# 読解本文
::::::

大悲庵のブログ

高野山真言宗大師教会

畏怖と信仰心

先に書いたように高野山真言宗の場合、「得度」をしただけでは、"本来"ご葬儀などを執り行うことは出来ません。しかしその段階で葬儀を執り行なっている方がいらっしゃいます。

その得度の段階で留まっている御仁(定年後に得度し加行する気は無)が「これから僧侶になりたい」という方々を前にして行法のさわりを指導(!)した時のエピソードを聞きました。内容は「こういう風に仏具を動かすと参列者からカッコよく見える」といったものだったそうです。1000年以上伝わる作法を畏怖の念もなくアレンジしてしまっている・・その御仁の別のエピソード。ある時、赤色の折五条(簡易的な袈裟)をつけていたため、見かねた他派の先輩僧侶が「緋色(赤色)の袈裟は一番僧階(位)の高い僧侶しかつけてはいけないものなのですよ」とやんわりと助言したそう。当然この御仁は加行をしていないので僧階を持っていません。それからずっと後、その御仁のなさる葬儀を見たことがありますが、赤色の七條袈裟(本格的な袈裟)をつけておりました・・
カッコよく見えることに終始し、畏怖がないのは信仰心がないことの裏返しに思えてなりません。

得度から先に進めない

「得度はしたけれど先に進めない」偶に相談されます。

高野山真言宗の場合、「得度」をすると本山に僧籍簿が作られます。本来、それだけではご葬儀などを執り行うことは出来ません。「授戒」「四度加行」と進み、「伝法灌頂」に入壇して阿闍梨となります。ここで伝授を受けることが出来る立場になり、いよいよ『僧侶』としてのスタートなのだと思います。葬儀を含む様々な作法や行法(諸尊法や理趣法等々)を面授(対面で伝授)にてお授けいただき、初めてそれらを自分で行うことが出来ます。

インターネットで得度させてくれる寺を見つけて「得度」したものの、お寺が先に進ませてくれない、と悩む女性がいらっしゃいました。話の内容から女性には本山度牒がおりていないことがわかりました。その寺独自の得度(本山未公認)であり、それでは本山での加行など先に進むことはできません。
また「「得度」から先に進みたいけれど、加行の為に高野山で何か月も過ごす時間がない。でも先に進みたい。どうにかならないか」と悩む方がいらっしゃいました。高野山以外でも加行はできますが、かかる日数は同じです。ご家庭の状況が許さない、ということであれば今はその時期ではないのかもしれません。
兄弟子には加行の為に長年勤めた会社を辞めた方もいらっしゃいます。早くに両親を亡くし家庭を持たない方もいます。自分もそうです。また何度か加行に入るチャンスがあったものの、寸前で行けなくなったり、体を壊したりして結局還俗なさった方もおられます。

いずれも自身の境遇に思い悩まれたのだと思いますが、身近に相談できる相手がいない状況が気の毒です。先を歩いている僧侶で親身に相談できる方が周りにいてくれれば、と思わざるをえません。そのような方がいないと僧侶になった後でも慣例や常識非常識、言葉の裏側を読むことなど、困ることが次々に起こるかもしれません。

::::::

# 課題の指示
得度についての本文によると、高野山真言宗で「得度」をした後、阿闍梨となるまでに進む段階は何ですか。本文に出てくる順にすべて挙げてください。

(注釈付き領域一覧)

::::::

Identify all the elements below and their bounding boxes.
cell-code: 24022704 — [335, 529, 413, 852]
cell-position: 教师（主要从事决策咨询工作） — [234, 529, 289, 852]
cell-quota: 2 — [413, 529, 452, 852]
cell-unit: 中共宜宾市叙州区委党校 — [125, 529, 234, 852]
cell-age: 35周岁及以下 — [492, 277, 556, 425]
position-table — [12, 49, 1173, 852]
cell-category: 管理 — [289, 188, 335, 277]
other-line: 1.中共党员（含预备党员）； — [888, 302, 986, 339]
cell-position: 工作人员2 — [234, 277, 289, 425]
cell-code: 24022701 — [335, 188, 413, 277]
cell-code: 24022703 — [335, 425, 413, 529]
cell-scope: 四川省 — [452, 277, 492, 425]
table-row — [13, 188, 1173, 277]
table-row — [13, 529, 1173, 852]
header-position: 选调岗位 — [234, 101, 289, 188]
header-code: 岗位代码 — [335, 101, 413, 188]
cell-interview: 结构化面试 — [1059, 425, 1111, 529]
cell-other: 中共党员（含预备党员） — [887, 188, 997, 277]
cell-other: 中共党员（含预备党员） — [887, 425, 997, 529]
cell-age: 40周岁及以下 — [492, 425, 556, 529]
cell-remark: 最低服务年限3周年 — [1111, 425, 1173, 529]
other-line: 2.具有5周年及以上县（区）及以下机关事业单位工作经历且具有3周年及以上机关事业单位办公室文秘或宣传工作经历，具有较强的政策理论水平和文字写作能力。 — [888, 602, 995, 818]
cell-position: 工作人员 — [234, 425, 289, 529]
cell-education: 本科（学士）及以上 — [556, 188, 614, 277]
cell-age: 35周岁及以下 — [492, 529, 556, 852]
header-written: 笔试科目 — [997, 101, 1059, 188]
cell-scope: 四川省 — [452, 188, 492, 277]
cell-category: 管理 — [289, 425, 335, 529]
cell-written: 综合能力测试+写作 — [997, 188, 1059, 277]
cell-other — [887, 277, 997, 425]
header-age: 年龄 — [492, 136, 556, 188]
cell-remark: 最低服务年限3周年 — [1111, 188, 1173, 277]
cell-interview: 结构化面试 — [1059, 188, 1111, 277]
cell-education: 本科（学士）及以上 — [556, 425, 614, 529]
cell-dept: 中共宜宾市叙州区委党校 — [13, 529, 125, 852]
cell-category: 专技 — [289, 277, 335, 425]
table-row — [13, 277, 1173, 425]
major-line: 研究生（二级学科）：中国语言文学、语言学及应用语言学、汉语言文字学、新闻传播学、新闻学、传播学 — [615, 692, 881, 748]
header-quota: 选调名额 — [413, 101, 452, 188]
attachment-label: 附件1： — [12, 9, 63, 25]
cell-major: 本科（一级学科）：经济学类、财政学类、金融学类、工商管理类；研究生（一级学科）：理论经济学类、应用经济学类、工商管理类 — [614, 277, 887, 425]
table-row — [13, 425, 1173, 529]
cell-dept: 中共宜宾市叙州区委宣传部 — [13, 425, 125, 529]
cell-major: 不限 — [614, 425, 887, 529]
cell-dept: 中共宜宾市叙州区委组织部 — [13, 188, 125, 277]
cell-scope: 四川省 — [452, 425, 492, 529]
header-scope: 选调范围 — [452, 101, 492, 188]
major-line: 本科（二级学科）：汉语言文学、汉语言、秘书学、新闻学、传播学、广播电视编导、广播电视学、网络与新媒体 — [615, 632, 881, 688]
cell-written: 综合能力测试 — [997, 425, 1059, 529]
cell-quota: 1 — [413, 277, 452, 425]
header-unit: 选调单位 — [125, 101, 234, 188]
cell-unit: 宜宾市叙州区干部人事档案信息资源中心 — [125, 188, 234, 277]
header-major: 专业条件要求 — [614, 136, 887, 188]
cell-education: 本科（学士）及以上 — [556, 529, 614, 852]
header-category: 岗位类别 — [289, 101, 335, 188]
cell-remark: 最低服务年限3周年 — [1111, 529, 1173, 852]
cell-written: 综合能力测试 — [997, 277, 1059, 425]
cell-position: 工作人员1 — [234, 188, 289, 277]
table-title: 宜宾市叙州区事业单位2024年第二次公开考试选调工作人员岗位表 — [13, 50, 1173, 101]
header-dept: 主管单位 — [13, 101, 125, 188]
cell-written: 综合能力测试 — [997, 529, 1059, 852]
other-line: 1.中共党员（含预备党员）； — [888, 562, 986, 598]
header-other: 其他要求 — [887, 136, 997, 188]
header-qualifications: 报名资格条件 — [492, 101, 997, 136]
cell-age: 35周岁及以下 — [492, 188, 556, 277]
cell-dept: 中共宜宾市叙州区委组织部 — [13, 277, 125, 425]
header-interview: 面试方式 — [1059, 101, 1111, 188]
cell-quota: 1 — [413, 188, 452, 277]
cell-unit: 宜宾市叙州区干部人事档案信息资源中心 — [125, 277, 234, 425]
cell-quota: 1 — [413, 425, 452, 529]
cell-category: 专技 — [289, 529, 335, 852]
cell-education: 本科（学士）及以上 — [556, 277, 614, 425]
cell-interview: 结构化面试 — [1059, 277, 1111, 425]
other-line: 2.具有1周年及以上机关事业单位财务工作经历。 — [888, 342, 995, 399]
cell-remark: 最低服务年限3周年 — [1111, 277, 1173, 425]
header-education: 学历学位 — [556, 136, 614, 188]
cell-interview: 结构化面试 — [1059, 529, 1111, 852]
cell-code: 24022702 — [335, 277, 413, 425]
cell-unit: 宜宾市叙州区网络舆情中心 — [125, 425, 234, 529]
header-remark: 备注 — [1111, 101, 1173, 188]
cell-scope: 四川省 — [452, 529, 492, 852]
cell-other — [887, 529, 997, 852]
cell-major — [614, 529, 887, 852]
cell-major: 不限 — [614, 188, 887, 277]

::::::

# 解答全文
授戒、四度加行、伝法灌頂（への入壇）